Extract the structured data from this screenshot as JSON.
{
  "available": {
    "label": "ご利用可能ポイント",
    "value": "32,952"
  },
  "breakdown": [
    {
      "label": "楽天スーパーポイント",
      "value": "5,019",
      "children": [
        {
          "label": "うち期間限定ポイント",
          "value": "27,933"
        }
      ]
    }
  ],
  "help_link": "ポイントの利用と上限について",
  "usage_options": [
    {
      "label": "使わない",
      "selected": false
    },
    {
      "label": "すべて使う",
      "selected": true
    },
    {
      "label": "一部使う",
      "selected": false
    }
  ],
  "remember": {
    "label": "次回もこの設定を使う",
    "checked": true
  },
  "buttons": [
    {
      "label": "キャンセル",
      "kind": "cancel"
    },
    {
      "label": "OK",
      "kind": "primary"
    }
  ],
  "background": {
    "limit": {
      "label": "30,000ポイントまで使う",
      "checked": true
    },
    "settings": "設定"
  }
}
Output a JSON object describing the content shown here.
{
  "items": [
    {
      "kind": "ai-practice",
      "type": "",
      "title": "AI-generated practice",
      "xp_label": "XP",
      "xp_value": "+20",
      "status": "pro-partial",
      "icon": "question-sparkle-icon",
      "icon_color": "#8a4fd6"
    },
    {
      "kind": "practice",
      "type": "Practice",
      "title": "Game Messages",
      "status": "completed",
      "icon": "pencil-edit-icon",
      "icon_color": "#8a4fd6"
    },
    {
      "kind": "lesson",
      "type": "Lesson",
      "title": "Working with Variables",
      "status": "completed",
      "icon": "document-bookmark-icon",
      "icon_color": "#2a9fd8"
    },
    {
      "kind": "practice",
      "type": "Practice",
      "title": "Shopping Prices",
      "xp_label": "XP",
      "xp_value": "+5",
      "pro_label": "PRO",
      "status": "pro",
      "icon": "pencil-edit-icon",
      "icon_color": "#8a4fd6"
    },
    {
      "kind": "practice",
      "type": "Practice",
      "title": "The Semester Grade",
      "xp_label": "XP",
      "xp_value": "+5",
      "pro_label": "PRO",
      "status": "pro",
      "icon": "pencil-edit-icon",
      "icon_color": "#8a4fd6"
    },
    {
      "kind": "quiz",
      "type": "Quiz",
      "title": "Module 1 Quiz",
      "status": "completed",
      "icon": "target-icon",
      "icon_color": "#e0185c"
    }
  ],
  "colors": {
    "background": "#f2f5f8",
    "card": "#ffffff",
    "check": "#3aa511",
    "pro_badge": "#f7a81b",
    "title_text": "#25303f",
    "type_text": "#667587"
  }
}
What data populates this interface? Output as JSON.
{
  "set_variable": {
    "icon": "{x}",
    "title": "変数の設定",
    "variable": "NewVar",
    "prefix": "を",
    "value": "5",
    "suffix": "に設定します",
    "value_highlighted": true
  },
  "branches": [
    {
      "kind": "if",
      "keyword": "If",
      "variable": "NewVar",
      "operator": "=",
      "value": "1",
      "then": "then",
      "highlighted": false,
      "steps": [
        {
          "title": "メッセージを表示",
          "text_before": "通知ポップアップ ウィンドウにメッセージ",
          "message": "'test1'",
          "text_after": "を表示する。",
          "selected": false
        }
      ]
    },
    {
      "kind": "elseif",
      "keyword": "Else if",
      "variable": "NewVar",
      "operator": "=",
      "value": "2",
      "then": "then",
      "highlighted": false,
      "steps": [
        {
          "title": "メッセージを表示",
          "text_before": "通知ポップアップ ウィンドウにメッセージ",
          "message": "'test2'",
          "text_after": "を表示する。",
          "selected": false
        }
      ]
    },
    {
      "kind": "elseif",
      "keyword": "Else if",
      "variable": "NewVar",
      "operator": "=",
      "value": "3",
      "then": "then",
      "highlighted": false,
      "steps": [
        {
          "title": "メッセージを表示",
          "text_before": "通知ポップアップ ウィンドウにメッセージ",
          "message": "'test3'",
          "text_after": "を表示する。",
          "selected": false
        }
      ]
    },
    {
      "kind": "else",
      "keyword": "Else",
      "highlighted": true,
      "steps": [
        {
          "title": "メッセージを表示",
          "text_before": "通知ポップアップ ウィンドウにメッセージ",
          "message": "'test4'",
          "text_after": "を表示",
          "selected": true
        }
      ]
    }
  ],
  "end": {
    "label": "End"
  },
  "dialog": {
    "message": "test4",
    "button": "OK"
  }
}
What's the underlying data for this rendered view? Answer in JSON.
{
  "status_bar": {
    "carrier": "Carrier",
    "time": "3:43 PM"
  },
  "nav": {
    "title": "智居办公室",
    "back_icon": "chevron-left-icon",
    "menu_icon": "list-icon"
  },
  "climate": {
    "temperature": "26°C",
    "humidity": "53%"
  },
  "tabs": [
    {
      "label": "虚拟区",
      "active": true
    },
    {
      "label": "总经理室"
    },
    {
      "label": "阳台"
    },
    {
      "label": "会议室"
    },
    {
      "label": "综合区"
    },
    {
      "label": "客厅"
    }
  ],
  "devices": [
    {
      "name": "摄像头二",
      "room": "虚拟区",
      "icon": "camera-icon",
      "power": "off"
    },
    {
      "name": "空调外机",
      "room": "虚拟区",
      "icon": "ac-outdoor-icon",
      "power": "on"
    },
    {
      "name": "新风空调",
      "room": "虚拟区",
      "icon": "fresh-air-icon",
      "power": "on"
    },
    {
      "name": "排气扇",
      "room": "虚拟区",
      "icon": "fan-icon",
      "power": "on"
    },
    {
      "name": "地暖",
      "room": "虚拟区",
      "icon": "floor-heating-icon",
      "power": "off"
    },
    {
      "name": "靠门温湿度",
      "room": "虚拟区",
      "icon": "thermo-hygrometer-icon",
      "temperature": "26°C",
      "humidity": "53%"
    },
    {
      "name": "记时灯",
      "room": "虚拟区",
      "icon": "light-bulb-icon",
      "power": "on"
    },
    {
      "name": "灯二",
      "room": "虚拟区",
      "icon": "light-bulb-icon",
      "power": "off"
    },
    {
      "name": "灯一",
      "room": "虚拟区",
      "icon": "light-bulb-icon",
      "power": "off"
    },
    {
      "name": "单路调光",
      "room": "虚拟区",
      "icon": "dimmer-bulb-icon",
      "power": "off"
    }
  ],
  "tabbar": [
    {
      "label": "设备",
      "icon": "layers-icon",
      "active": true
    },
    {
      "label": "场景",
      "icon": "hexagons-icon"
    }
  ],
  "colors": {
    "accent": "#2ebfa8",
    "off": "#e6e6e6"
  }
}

→ **PROBLEM TO WORK ON**
Go through the material above and count the lines that include "this". Give the number alone.

→ **TASK RESULT**
3